* _WHAT YOU HAVE TO DO_
Check each line of the records below and collect those that include the word "seit".

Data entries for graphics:
::::::

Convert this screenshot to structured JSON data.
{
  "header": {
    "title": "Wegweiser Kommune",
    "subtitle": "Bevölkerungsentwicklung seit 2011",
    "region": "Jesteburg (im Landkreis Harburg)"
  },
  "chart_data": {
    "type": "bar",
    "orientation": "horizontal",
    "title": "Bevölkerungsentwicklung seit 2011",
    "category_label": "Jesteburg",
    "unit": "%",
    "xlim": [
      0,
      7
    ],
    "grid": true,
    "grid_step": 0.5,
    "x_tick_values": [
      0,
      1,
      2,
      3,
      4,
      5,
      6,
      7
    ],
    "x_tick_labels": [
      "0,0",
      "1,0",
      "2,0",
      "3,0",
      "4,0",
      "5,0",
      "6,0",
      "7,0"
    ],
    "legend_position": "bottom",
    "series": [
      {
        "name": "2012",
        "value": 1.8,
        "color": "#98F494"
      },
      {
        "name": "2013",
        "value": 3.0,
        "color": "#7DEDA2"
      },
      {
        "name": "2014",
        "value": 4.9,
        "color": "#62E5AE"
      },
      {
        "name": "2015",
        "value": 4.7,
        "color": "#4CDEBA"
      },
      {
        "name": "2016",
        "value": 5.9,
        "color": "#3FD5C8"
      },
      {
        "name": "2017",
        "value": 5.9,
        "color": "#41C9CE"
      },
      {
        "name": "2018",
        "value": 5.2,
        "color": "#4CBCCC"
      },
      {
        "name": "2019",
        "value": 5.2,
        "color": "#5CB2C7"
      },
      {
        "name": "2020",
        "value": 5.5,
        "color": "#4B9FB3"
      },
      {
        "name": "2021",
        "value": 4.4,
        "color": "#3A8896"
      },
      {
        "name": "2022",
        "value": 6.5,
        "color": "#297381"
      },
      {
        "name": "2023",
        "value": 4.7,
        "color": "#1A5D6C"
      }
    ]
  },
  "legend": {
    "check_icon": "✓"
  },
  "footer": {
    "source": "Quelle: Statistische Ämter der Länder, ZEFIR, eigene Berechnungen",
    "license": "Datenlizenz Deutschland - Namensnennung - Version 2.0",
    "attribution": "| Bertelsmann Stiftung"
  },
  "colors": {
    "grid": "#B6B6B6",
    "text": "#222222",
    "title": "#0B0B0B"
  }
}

::::::

* _RESULT BELOW_
    "subtitle": "Bevölkerungsentwicklung seit 2011",
    "title": "Bevölkerungsentwicklung seit 2011",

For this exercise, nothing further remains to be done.